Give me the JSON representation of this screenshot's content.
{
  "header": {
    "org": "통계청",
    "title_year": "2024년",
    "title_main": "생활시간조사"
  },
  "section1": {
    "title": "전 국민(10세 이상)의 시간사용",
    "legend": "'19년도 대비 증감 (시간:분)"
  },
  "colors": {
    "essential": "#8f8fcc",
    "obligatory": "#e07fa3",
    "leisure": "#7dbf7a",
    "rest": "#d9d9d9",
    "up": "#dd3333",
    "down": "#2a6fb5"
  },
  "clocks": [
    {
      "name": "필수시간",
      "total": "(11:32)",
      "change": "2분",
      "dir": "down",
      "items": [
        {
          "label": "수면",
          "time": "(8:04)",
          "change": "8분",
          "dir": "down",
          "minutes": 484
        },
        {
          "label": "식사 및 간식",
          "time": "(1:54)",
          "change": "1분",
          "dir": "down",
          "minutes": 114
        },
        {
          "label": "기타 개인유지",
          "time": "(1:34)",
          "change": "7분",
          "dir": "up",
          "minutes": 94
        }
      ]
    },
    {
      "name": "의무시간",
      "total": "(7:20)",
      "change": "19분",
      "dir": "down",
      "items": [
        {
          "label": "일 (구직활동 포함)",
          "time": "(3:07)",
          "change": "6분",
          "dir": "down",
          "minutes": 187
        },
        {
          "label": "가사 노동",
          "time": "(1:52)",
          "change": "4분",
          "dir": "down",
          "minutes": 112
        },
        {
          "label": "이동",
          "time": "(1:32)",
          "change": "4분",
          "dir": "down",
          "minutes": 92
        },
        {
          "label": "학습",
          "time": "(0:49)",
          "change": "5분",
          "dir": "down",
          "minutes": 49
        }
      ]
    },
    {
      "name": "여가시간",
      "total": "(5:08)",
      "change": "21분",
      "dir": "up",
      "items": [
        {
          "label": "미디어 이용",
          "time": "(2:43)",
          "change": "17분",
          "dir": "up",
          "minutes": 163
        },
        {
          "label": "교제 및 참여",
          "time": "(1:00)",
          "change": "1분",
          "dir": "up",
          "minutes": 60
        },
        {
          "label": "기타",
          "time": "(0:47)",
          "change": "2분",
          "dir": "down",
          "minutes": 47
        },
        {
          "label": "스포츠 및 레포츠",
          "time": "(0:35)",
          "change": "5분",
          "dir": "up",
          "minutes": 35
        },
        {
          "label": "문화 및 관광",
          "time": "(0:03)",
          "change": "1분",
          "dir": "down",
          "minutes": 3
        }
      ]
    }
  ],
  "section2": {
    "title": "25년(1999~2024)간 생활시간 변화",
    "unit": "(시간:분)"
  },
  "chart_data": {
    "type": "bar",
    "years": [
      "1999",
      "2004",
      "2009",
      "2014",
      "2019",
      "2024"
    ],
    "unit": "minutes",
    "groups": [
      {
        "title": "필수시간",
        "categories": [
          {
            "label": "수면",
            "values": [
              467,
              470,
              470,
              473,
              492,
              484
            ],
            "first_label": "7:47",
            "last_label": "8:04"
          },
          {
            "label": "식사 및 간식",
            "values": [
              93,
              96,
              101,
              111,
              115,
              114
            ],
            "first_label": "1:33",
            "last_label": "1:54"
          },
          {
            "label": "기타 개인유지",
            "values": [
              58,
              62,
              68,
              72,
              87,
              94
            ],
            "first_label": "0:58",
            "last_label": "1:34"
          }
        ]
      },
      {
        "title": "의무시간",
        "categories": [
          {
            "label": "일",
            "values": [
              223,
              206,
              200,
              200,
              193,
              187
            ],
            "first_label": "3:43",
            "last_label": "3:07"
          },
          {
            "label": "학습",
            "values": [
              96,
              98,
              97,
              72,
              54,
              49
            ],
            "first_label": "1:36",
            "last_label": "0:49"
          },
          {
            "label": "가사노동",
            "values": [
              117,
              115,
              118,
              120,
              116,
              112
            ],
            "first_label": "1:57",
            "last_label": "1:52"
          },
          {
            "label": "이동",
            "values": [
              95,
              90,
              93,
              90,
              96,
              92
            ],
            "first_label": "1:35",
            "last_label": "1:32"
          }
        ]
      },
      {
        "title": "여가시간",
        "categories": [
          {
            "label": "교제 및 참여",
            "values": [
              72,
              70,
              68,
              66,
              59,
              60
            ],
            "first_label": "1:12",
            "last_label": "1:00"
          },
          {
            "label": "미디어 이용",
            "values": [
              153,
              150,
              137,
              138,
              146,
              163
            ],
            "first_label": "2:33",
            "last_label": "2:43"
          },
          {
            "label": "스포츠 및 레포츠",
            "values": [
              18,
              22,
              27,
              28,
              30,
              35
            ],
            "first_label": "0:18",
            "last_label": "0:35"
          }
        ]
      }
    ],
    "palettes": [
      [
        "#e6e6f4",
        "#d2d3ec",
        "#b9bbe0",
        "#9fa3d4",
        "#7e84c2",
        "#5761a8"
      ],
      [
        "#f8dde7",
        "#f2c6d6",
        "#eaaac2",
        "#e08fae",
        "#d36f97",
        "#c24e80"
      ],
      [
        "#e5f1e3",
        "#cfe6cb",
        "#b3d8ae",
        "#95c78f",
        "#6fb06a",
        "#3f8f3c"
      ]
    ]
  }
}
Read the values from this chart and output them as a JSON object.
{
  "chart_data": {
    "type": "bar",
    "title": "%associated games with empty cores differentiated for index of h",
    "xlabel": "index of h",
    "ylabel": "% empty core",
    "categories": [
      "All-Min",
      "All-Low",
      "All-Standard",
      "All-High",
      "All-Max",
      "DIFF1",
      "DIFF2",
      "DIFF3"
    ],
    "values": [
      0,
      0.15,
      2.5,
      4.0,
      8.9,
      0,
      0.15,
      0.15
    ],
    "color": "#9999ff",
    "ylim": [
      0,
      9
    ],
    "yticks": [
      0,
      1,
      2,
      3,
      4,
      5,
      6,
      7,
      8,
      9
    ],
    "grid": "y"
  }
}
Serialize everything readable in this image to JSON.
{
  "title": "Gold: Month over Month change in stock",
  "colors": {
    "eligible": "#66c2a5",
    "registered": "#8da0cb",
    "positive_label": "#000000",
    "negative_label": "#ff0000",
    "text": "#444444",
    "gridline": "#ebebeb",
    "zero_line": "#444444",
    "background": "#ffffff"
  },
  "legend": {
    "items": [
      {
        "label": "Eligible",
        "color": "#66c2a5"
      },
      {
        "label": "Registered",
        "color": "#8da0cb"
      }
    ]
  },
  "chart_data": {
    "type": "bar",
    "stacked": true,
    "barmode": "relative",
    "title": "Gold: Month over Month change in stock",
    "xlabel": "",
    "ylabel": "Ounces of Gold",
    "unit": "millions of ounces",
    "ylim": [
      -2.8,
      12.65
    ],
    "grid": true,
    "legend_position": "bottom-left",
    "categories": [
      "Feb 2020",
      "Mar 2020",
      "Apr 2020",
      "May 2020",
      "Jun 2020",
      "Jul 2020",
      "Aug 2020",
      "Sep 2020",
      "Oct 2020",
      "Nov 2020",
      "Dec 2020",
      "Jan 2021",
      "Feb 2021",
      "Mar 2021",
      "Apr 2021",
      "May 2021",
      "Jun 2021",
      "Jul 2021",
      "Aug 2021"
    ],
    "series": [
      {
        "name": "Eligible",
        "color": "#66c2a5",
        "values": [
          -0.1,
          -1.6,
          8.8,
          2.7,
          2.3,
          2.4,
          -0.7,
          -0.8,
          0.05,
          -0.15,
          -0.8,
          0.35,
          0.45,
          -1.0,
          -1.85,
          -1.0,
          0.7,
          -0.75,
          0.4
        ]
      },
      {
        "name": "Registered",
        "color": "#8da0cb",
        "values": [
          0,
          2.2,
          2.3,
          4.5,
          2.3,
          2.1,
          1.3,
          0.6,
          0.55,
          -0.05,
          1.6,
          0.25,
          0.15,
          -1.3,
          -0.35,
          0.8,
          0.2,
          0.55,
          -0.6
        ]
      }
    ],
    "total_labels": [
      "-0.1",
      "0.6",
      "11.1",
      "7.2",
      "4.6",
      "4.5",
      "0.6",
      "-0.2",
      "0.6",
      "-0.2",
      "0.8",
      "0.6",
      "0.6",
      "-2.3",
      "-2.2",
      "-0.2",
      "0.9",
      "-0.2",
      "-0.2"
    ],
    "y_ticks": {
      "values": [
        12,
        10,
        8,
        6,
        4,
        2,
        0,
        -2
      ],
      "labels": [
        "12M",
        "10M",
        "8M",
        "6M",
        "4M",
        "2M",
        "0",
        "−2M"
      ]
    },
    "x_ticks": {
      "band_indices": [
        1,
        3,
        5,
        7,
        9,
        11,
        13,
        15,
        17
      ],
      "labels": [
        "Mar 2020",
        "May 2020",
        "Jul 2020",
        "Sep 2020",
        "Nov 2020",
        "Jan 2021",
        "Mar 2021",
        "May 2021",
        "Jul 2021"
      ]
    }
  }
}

> **EXERCISE OBJECTIVE**:
Keep only the lines that hold the string "unit", and copy them out.

> **RESPONSE TO THIS TASK**:
    "unit": "(시간:분)"
    "unit": "minutes",
    "unit": "millions of ounces",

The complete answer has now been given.